* BEGIN TASK MATERIAL *

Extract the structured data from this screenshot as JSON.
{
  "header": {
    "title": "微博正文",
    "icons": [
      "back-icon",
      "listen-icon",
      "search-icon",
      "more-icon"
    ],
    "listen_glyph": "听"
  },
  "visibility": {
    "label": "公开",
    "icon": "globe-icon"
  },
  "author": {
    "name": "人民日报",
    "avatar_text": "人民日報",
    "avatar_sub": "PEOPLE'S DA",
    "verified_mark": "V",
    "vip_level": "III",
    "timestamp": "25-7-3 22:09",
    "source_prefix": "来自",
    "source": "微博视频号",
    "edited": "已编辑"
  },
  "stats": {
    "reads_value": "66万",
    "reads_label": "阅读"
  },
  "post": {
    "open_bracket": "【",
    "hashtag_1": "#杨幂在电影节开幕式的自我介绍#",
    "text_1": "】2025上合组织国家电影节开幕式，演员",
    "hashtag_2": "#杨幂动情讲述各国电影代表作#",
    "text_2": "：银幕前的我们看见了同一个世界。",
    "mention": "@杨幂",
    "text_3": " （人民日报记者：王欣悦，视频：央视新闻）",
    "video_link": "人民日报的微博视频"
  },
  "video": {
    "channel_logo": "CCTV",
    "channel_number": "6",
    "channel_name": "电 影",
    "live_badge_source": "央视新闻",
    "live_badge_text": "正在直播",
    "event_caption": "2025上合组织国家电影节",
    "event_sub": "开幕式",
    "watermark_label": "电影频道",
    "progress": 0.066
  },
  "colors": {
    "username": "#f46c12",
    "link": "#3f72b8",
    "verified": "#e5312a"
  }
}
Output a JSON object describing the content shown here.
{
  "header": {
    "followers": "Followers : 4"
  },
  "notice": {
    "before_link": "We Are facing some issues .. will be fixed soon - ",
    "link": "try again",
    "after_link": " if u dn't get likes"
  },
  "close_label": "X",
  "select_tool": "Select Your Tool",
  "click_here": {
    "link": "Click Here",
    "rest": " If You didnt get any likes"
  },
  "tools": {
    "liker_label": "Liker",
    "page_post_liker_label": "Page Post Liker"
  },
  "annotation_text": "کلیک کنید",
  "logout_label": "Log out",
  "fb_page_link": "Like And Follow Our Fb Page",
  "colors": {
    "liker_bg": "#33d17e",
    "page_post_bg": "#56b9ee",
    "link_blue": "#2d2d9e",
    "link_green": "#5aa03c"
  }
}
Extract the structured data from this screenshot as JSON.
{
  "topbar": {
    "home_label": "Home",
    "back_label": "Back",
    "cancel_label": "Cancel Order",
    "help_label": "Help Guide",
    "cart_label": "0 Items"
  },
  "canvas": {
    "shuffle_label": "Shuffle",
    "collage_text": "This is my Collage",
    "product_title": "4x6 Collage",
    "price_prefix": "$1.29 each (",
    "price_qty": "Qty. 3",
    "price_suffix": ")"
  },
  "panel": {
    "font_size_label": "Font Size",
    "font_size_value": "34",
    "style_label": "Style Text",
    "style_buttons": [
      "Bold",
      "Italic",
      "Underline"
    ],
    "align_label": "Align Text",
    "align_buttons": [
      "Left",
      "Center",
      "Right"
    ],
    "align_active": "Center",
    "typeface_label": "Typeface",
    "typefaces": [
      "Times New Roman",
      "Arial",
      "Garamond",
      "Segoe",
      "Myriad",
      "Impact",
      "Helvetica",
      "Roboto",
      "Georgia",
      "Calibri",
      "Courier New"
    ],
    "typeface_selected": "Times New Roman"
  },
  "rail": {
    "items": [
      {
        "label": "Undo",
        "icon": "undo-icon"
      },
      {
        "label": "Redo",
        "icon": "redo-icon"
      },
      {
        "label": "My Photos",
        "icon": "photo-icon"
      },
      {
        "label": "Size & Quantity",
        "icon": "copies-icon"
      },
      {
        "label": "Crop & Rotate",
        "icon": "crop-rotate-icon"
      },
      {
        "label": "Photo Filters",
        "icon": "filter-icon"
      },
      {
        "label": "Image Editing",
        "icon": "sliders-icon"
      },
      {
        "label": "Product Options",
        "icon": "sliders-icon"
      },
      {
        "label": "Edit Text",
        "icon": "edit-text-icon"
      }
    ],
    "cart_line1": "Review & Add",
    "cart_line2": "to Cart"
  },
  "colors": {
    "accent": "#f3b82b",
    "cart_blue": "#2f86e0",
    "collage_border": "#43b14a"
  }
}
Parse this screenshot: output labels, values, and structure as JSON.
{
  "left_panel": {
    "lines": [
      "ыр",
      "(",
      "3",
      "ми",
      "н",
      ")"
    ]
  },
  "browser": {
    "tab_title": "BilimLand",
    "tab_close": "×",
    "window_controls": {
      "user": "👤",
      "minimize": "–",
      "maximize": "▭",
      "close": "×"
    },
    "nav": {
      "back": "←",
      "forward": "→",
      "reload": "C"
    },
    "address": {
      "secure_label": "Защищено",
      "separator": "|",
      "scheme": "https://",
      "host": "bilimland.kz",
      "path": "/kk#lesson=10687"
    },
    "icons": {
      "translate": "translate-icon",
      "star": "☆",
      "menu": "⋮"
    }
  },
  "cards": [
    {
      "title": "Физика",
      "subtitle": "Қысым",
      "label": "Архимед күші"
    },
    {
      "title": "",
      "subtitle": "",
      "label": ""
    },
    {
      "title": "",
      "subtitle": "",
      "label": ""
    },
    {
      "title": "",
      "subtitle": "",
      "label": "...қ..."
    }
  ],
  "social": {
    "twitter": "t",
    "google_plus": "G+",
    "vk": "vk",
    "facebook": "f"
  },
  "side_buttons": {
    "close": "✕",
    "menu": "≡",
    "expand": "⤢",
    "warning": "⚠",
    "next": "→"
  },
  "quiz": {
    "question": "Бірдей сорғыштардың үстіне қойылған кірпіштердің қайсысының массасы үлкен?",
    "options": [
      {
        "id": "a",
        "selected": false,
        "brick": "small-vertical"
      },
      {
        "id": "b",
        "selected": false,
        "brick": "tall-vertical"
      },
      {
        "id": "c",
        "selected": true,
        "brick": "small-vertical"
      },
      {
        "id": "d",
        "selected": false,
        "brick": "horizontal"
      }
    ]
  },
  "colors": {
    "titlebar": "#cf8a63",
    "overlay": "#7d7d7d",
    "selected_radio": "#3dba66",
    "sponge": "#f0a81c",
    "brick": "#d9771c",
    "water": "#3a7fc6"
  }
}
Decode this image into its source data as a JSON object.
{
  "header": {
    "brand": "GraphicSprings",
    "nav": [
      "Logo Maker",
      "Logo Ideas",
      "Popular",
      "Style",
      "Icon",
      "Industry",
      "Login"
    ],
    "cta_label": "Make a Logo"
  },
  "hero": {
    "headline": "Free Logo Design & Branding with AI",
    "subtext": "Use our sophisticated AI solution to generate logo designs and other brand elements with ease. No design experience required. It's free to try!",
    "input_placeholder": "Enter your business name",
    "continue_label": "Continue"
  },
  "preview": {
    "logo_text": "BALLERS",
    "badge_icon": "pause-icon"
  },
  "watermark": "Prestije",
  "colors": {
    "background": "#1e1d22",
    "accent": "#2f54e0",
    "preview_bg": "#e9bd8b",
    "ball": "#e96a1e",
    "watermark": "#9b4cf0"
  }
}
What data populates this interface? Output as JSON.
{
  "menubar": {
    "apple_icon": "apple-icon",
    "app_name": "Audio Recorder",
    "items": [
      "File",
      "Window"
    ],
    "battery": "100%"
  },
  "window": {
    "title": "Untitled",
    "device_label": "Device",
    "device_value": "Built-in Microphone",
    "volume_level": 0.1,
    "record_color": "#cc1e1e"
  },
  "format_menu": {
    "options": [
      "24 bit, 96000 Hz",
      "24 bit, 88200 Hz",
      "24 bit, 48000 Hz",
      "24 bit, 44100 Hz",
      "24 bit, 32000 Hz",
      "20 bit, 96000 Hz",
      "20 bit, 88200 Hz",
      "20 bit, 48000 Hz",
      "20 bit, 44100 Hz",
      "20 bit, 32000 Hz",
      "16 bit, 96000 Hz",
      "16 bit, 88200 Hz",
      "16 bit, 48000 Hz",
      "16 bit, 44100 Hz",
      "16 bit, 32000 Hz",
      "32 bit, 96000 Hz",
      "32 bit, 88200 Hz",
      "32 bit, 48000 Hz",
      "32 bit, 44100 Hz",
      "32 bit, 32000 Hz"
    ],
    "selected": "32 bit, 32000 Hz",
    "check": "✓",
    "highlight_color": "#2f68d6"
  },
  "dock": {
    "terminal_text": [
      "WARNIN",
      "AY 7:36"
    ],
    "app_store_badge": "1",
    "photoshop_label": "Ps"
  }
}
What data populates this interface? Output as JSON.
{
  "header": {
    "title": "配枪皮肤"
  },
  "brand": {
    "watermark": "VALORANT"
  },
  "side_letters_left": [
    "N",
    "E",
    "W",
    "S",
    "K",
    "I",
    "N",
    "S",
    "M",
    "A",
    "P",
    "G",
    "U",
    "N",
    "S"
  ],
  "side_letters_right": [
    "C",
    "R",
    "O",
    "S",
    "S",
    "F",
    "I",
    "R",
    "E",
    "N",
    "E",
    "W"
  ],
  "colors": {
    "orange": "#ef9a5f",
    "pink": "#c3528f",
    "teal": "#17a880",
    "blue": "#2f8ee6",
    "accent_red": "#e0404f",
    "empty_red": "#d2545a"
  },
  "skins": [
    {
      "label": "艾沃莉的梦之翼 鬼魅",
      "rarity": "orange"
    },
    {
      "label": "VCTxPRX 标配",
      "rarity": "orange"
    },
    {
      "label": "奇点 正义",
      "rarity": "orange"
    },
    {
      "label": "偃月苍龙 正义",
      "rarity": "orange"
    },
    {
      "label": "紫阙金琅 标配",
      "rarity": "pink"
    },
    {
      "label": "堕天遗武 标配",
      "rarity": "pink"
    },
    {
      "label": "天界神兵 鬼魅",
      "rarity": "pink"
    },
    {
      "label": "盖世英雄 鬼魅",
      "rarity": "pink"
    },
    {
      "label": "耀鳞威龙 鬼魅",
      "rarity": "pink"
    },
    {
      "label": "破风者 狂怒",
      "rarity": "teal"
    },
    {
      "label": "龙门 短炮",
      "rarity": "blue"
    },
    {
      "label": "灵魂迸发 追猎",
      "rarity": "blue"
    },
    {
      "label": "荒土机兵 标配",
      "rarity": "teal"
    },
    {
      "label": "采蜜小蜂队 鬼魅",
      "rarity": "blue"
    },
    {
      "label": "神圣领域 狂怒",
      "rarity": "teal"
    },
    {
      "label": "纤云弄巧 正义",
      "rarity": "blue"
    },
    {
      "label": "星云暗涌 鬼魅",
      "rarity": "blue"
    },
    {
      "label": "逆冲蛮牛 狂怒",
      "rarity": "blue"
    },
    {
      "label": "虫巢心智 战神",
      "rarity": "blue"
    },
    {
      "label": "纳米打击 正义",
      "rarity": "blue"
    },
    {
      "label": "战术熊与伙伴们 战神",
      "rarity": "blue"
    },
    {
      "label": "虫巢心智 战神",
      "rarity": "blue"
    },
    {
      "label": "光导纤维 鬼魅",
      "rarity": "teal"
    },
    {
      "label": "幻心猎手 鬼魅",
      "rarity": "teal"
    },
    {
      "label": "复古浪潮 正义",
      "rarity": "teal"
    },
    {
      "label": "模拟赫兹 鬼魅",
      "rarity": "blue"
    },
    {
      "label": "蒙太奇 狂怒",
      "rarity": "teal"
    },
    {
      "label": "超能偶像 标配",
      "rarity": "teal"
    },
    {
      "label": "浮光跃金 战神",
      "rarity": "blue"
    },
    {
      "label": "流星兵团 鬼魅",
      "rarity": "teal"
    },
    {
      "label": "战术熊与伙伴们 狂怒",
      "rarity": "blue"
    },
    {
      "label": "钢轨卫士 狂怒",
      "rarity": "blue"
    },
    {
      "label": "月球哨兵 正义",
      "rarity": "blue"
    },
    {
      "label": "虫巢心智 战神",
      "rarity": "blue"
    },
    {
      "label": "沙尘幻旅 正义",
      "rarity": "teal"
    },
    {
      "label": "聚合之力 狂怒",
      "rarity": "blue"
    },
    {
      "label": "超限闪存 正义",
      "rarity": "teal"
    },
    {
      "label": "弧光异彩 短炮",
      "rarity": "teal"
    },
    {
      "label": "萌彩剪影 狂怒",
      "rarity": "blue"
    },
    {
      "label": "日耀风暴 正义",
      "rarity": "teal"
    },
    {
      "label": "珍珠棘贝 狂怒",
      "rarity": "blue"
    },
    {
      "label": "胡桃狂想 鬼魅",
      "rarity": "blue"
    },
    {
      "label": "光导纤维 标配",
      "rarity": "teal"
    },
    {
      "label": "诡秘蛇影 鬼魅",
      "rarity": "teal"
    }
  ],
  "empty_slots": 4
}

* END TASK MATERIAL *

_WORK INSTRUCTIONS_
Copy, from the material above, each line in which the string "with" occurs.

_RESPONSE TO THE EXERCISE_
    "headline": "Free Logo Design & Branding with AI",
    "subtext": "Use our sophisticated AI solution to generate logo designs and other brand elements with ease. No design experience required. It's free to try!",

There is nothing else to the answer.